WHAT IS ASKED: Pull out every line below holding the word "денежная".

DATA RECORDS:
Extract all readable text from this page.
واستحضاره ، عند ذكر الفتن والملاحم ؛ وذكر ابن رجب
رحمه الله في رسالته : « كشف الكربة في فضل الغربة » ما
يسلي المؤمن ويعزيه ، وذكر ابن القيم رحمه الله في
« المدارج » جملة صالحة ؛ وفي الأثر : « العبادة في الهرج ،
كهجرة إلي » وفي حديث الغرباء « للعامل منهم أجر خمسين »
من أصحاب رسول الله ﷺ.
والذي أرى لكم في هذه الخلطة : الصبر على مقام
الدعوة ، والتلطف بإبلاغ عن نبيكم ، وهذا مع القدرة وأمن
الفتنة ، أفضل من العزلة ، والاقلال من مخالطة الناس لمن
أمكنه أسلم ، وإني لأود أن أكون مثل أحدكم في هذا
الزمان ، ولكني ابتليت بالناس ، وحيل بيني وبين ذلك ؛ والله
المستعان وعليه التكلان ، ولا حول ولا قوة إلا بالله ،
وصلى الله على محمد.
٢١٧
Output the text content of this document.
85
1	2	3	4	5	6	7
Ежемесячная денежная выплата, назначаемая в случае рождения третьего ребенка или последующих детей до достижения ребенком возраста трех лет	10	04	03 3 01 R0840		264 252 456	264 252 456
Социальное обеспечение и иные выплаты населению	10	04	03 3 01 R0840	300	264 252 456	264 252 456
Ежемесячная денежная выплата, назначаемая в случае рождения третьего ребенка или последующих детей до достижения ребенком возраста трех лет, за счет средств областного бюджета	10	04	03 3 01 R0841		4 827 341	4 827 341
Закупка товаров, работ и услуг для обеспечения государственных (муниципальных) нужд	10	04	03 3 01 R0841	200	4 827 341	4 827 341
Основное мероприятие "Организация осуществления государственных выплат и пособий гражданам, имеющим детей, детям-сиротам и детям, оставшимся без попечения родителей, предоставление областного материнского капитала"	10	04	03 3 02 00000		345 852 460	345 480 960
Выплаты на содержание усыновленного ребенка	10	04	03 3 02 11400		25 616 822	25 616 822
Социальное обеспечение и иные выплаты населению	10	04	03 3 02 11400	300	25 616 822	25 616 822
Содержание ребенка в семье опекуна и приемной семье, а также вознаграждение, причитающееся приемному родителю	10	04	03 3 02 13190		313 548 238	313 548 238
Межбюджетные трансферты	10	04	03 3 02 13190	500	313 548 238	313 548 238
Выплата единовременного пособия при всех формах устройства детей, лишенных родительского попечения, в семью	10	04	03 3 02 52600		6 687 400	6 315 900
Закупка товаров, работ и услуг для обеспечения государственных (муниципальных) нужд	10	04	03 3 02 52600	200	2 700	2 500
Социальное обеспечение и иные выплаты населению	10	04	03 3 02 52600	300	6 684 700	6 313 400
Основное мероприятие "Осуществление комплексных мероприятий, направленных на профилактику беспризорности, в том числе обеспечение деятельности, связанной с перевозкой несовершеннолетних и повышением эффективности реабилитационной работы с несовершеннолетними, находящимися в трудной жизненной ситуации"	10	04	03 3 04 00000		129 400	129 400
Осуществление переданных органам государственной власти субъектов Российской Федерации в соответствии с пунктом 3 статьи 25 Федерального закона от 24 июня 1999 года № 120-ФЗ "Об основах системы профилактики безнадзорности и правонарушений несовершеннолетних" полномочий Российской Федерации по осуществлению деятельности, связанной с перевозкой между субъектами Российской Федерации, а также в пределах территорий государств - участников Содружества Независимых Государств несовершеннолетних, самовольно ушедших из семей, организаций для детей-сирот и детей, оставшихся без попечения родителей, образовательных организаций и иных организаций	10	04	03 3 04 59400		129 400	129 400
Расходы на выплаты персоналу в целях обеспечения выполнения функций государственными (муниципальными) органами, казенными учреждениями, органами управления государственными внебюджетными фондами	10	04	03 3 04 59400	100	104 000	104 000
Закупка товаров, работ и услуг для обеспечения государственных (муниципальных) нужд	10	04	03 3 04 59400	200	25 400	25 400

WRITTEN RESPONSE:
Ежемесячная денежная выплата, назначаемая в случае рождения третьего ребенка или последующих детей до достижения ребенком возраста трех лет	10	04	03 3 01 R0840		264 252 456	264 252 456
Ежемесячная денежная выплата, назначаемая в случае рождения третьего ребенка или последующих детей до достижения ребенком возраста трех лет, за счет средств областного бюджета	10	04	03 3 01 R0841		4 827 341	4 827 341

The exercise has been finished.